[Lines of data]
-*-
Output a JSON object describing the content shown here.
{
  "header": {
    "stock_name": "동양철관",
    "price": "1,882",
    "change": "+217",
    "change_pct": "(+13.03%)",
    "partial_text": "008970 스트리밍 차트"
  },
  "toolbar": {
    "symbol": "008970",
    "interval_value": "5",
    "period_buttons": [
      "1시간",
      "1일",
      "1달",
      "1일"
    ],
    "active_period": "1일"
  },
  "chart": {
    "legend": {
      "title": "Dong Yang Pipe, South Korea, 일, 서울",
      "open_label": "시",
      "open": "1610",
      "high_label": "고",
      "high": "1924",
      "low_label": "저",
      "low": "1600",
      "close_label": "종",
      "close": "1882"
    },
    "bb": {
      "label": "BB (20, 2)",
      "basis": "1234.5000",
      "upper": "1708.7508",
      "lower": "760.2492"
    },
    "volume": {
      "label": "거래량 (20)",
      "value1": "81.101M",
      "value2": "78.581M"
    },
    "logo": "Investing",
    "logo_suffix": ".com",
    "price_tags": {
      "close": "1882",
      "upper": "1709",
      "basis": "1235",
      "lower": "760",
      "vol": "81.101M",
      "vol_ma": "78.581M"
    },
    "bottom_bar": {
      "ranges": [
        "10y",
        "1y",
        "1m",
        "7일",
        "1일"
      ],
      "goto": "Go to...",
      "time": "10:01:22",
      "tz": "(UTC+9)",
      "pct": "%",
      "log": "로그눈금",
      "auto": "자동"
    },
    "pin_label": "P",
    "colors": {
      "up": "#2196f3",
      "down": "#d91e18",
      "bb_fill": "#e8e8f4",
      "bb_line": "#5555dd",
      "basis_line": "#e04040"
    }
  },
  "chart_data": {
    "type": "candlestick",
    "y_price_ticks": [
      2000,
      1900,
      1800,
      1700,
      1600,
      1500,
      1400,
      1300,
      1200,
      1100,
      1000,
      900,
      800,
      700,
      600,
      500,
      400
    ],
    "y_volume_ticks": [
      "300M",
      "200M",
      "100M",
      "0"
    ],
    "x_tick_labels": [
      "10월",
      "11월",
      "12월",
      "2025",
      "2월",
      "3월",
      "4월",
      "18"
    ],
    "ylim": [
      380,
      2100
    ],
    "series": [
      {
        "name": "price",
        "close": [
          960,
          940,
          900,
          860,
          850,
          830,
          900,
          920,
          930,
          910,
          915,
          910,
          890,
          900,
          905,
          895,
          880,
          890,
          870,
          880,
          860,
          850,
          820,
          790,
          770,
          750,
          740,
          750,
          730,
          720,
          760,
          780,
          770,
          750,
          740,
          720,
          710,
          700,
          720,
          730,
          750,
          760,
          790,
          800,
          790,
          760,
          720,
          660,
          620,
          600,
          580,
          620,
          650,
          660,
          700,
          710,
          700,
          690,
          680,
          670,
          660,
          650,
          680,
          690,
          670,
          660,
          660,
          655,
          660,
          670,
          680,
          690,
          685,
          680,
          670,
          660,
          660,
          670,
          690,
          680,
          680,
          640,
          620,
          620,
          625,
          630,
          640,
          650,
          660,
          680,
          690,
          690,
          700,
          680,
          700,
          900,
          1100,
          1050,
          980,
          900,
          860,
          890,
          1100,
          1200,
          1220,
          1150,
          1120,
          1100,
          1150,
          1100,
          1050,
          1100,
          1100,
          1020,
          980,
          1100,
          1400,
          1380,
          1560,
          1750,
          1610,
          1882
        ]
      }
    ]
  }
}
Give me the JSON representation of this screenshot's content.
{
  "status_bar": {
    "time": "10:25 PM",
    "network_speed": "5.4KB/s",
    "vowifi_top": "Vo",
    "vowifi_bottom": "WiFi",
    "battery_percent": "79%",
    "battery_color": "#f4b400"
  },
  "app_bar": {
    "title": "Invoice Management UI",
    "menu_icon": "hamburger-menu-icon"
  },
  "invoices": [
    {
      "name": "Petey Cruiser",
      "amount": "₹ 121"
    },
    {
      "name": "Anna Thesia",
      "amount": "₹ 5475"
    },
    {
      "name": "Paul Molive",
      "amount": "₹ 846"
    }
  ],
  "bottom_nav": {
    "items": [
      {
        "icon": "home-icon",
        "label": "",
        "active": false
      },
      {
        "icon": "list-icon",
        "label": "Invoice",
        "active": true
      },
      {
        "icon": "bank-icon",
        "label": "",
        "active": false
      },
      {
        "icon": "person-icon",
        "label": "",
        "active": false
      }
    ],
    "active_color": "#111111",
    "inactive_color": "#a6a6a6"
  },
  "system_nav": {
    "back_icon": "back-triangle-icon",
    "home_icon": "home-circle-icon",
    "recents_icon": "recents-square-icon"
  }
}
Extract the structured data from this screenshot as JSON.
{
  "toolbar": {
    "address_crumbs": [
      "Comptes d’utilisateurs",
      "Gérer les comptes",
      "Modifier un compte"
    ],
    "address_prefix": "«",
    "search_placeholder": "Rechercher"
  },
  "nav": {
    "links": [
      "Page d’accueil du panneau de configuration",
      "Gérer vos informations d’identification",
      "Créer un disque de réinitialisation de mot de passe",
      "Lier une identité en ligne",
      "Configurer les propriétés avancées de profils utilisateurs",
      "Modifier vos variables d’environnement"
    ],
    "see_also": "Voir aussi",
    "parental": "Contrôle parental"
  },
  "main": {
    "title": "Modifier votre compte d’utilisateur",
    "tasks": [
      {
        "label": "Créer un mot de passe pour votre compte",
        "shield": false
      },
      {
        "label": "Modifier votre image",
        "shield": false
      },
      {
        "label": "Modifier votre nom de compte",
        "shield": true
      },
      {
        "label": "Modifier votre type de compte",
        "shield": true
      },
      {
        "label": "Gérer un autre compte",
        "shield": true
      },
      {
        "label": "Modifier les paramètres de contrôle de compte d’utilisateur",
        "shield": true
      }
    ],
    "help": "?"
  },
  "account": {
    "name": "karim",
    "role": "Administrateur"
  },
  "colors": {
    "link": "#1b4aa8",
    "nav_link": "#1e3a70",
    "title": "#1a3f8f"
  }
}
-*-
◆ **TASK INSTRUCTIONS**:
The entries above must be returned exactly.

◆ **TASK RESULT**:
Output a JSON object describing the content shown here.
{
  "header": {
    "stock_name": "동양철관",
    "price": "1,882",
    "change": "+217",
    "change_pct": "(+13.03%)",
    "partial_text": "008970 스트리밍 차트"
  },
  "toolbar": {
    "symbol": "008970",
    "interval_value": "5",
    "period_buttons": [
      "1시간",
      "1일",
      "1달",
      "1일"
    ],
    "active_period": "1일"
  },
  "chart": {
    "legend": {
      "title": "Dong Yang Pipe, South Korea, 일, 서울",
      "open_label": "시",
      "open": "1610",
      "high_label": "고",
      "high": "1924",
      "low_label": "저",
      "low": "1600",
      "close_label": "종",
      "close": "1882"
    },
    "bb": {
      "label": "BB (20, 2)",
      "basis": "1234.5000",
      "upper": "1708.7508",
      "lower": "760.2492"
    },
    "volume": {
      "label": "거래량 (20)",
      "value1": "81.101M",
      "value2": "78.581M"
    },
    "logo": "Investing",
    "logo_suffix": ".com",
    "price_tags": {
      "close": "1882",
      "upper": "1709",
      "basis": "1235",
      "lower": "760",
      "vol": "81.101M",
      "vol_ma": "78.581M"
    },
    "bottom_bar": {
      "ranges": [
        "10y",
        "1y",
        "1m",
        "7일",
        "1일"
      ],
      "goto": "Go to...",
      "time": "10:01:22",
      "tz": "(UTC+9)",
      "pct": "%",
      "log": "로그눈금",
      "auto": "자동"
    },
    "pin_label": "P",
    "colors": {
      "up": "#2196f3",
      "down": "#d91e18",
      "bb_fill": "#e8e8f4",
      "bb_line": "#5555dd",
      "basis_line": "#e04040"
    }
  },
  "chart_data": {
    "type": "candlestick",
    "y_price_ticks": [
      2000,
      1900,
      1800,
      1700,
      1600,
      1500,
      1400,
      1300,
      1200,
      1100,
      1000,
      900,
      800,
      700,
      600,
      500,
      400
    ],
    "y_volume_ticks": [
      "300M",
      "200M",
      "100M",
      "0"
    ],
    "x_tick_labels": [
      "10월",
      "11월",
      "12월",
      "2025",
      "2월",
      "3월",
      "4월",
      "18"
    ],
    "ylim": [
      380,
      2100
    ],
    "series": [
      {
        "name": "price",
        "close": [
          960,
          940,
          900,
          860,
          850,
          830,
          900,
          920,
          930,
          910,
          915,
          910,
          890,
          900,
          905,
          895,
          880,
          890,
          870,
          880,
          860,
          850,
          820,
          790,
          770,
          750,
          740,
          750,
          730,
          720,
          760,
          780,
          770,
          750,
          740,
          720,
          710,
          700,
          720,
          730,
          750,
          760,
          790,
          800,
          790,
          760,
          720,
          660,
          620,
          600,
          580,
          620,
          650,
          660,
          700,
          710,
          700,
          690,
          680,
          670,
          660,
          650,
          680,
          690,
          670,
          660,
          660,
          655,
          660,
          670,
          680,
          690,
          685,
          680,
          670,
          660,
          660,
          670,
          690,
          680,
          680,
          640,
          620,
          620,
          625,
          630,
          640,
          650,
          660,
          680,
          690,
          690,
          700,
          680,
          700,
          900,
          1100,
          1050,
          980,
          900,
          860,
          890,
          1100,
          1200,
          1220,
          1150,
          1120,
          1100,
          1150,
          1100,
          1050,
          1100,
          1100,
          1020,
          980,
          1100,
          1400,
          1380,
          1560,
          1750,
          1610,
          1882
        ]
      }
    ]
  }
}
Give me the JSON representation of this screenshot's content.
{
  "status_bar": {
    "time": "10:25 PM",
    "network_speed": "5.4KB/s",
    "vowifi_top": "Vo",
    "vowifi_bottom": "WiFi",
    "battery_percent": "79%",
    "battery_color": "#f4b400"
  },
  "app_bar": {
    "title": "Invoice Management UI",
    "menu_icon": "hamburger-menu-icon"
  },
  "invoices": [
    {
      "name": "Petey Cruiser",
      "amount": "₹ 121"
    },
    {
      "name": "Anna Thesia",
      "amount": "₹ 5475"
    },
    {
      "name": "Paul Molive",
      "amount": "₹ 846"
    }
  ],
  "bottom_nav": {
    "items": [
      {
        "icon": "home-icon",
        "label": "",
        "active": false
      },
      {
        "icon": "list-icon",
        "label": "Invoice",
        "active": true
      },
      {
        "icon": "bank-icon",
        "label": "",
        "active": false
      },
      {
        "icon": "person-icon",
        "label": "",
        "active": false
      }
    ],
    "active_color": "#111111",
    "inactive_color": "#a6a6a6"
  },
  "system_nav": {
    "back_icon": "back-triangle-icon",
    "home_icon": "home-circle-icon",
    "recents_icon": "recents-square-icon"
  }
}
Extract the structured data from this screenshot as JSON.
{
  "toolbar": {
    "address_crumbs": [
      "Comptes d’utilisateurs",
      "Gérer les comptes",
      "Modifier un compte"
    ],
    "address_prefix": "«",
    "search_placeholder": "Rechercher"
  },
  "nav": {
    "links": [
      "Page d’accueil du panneau de configuration",
      "Gérer vos informations d’identification",
      "Créer un disque de réinitialisation de mot de passe",
      "Lier une identité en ligne",
      "Configurer les propriétés avancées de profils utilisateurs",
      "Modifier vos variables d’environnement"
    ],
    "see_also": "Voir aussi",
    "parental": "Contrôle parental"
  },
  "main": {
    "title": "Modifier votre compte d’utilisateur",
    "tasks": [
      {
        "label": "Créer un mot de passe pour votre compte",
        "shield": false
      },
      {
        "label": "Modifier votre image",
        "shield": false
      },
      {
        "label": "Modifier votre nom de compte",
        "shield": true
      },
      {
        "label": "Modifier votre type de compte",
        "shield": true
      },
      {
        "label": "Gérer un autre compte",
        "shield": true
      },
      {
        "label": "Modifier les paramètres de contrôle de compte d’utilisateur",
        "shield": true
      }
    ],
    "help": "?"
  },
  "account": {
    "name": "karim",
    "role": "Administrateur"
  },
  "colors": {
    "link": "#1b4aa8",
    "nav_link": "#1e3a70",
    "title": "#1a3f8f"
  }
}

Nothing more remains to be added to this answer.